> [EXERCISE]: Give every entry again, word for word and in full.

> [ITEMS]:
## begin
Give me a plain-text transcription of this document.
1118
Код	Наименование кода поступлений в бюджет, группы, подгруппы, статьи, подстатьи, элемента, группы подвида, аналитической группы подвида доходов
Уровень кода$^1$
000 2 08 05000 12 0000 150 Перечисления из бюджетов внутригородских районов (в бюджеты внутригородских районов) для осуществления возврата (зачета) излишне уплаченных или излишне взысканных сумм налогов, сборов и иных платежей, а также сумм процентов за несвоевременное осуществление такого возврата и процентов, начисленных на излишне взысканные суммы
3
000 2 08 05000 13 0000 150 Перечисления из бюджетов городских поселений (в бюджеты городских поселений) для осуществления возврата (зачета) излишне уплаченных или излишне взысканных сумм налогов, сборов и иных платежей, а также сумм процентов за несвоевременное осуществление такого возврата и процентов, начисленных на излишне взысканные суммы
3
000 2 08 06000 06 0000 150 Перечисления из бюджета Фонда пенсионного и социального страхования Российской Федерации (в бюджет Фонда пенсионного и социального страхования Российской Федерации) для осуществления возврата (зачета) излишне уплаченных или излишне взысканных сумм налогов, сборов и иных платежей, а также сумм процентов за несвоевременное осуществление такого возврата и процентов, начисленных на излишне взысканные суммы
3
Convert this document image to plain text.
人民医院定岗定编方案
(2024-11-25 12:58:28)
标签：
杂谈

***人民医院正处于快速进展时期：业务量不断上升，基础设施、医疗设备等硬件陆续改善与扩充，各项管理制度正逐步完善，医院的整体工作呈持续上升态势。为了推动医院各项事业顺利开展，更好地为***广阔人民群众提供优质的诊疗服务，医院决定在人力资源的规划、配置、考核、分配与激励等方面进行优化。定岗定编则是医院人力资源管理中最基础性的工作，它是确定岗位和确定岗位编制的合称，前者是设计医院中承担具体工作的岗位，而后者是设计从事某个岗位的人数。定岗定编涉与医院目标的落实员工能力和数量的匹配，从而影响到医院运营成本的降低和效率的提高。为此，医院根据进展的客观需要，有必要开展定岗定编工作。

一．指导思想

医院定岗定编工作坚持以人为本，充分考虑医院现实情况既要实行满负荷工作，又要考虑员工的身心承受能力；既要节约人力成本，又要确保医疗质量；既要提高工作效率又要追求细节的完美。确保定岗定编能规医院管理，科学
## end
> [SOLUTION TO THE EXERCISE]:
Give me a plain-text transcription of this document.
1118
Код	Наименование кода поступлений в бюджет, группы, подгруппы, статьи, подстатьи, элемента, группы подвида, аналитической группы подвида доходов
Уровень кода$^1$
000 2 08 05000 12 0000 150 Перечисления из бюджетов внутригородских районов (в бюджеты внутригородских районов) для осуществления возврата (зачета) излишне уплаченных или излишне взысканных сумм налогов, сборов и иных платежей, а также сумм процентов за несвоевременное осуществление такого возврата и процентов, начисленных на излишне взысканные суммы
3
000 2 08 05000 13 0000 150 Перечисления из бюджетов городских поселений (в бюджеты городских поселений) для осуществления возврата (зачета) излишне уплаченных или излишне взысканных сумм налогов, сборов и иных платежей, а также сумм процентов за несвоевременное осуществление такого возврата и процентов, начисленных на излишне взысканные суммы
3
000 2 08 06000 06 0000 150 Перечисления из бюджета Фонда пенсионного и социального страхования Российской Федерации (в бюджет Фонда пенсионного и социального страхования Российской Федерации) для осуществления возврата (зачета) излишне уплаченных или излишне взысканных сумм налогов, сборов и иных платежей, а также сумм процентов за несвоевременное осуществление такого возврата и процентов, начисленных на излишне взысканные суммы
3
Convert this document image to plain text.
人民医院定岗定编方案
(2024-11-25 12:58:28)
标签：
杂谈

***人民医院正处于快速进展时期：业务量不断上升，基础设施、医疗设备等硬件陆续改善与扩充，各项管理制度正逐步完善，医院的整体工作呈持续上升态势。为了推动医院各项事业顺利开展，更好地为***广阔人民群众提供优质的诊疗服务，医院决定在人力资源的规划、配置、考核、分配与激励等方面进行优化。定岗定编则是医院人力资源管理中最基础性的工作，它是确定岗位和确定岗位编制的合称，前者是设计医院中承担具体工作的岗位，而后者是设计从事某个岗位的人数。定岗定编涉与医院目标的落实员工能力和数量的匹配，从而影响到医院运营成本的降低和效率的提高。为此，医院根据进展的客观需要，有必要开展定岗定编工作。

一．指导思想

医院定岗定编工作坚持以人为本，充分考虑医院现实情况既要实行满负荷工作，又要考虑员工的身心承受能力；既要节约人力成本，又要确保医疗质量；既要提高工作效率又要追求细节的完美。确保定岗定编能规医院管理，科学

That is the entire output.